EXERCISE: Extract the complete listing and output it unchanged.

Collected data:

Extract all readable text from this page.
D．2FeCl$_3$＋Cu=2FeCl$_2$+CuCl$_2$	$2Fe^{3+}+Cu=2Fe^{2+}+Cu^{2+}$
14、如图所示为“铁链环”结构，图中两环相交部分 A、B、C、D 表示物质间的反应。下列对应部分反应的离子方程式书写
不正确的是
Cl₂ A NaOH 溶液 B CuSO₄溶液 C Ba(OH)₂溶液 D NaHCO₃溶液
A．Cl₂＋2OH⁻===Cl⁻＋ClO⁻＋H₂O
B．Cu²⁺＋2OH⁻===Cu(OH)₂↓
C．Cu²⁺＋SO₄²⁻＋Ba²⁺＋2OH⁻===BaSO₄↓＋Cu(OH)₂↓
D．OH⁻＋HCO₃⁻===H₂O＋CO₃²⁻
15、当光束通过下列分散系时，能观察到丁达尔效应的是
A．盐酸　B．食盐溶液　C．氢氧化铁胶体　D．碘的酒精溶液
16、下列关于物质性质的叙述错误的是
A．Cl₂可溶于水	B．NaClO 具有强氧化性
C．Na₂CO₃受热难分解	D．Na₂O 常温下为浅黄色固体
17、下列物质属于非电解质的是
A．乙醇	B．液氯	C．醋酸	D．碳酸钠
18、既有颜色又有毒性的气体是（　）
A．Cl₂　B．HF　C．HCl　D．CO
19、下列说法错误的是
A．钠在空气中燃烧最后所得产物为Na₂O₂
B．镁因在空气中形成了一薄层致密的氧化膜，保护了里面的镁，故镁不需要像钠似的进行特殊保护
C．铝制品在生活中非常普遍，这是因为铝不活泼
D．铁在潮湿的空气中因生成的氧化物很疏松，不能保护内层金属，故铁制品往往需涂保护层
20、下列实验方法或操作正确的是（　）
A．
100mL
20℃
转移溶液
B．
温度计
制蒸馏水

OUTPUT BELOW:
Extract all readable text from this page.
D．2FeCl$_3$＋Cu=2FeCl$_2$+CuCl$_2$	$2Fe^{3+}+Cu=2Fe^{2+}+Cu^{2+}$
14、如图所示为“铁链环”结构，图中两环相交部分 A、B、C、D 表示物质间的反应。下列对应部分反应的离子方程式书写
不正确的是
Cl₂ A NaOH 溶液 B CuSO₄溶液 C Ba(OH)₂溶液 D NaHCO₃溶液
A．Cl₂＋2OH⁻===Cl⁻＋ClO⁻＋H₂O
B．Cu²⁺＋2OH⁻===Cu(OH)₂↓
C．Cu²⁺＋SO₄²⁻＋Ba²⁺＋2OH⁻===BaSO₄↓＋Cu(OH)₂↓
D．OH⁻＋HCO₃⁻===H₂O＋CO₃²⁻
15、当光束通过下列分散系时，能观察到丁达尔效应的是
A．盐酸　B．食盐溶液　C．氢氧化铁胶体　D．碘的酒精溶液
16、下列关于物质性质的叙述错误的是
A．Cl₂可溶于水	B．NaClO 具有强氧化性
C．Na₂CO₃受热难分解	D．Na₂O 常温下为浅黄色固体
17、下列物质属于非电解质的是
A．乙醇	B．液氯	C．醋酸	D．碳酸钠
18、既有颜色又有毒性的气体是（　）
A．Cl₂　B．HF　C．HCl　D．CO
19、下列说法错误的是
A．钠在空气中燃烧最后所得产物为Na₂O₂
B．镁因在空气中形成了一薄层致密的氧化膜，保护了里面的镁，故镁不需要像钠似的进行特殊保护
C．铝制品在生活中非常普遍，这是因为铝不活泼
D．铁在潮湿的空气中因生成的氧化物很疏松，不能保护内层金属，故铁制品往往需涂保护层
20、下列实验方法或操作正确的是（　）
A．
100mL
20℃
转移溶液
B．
温度计
制蒸馏水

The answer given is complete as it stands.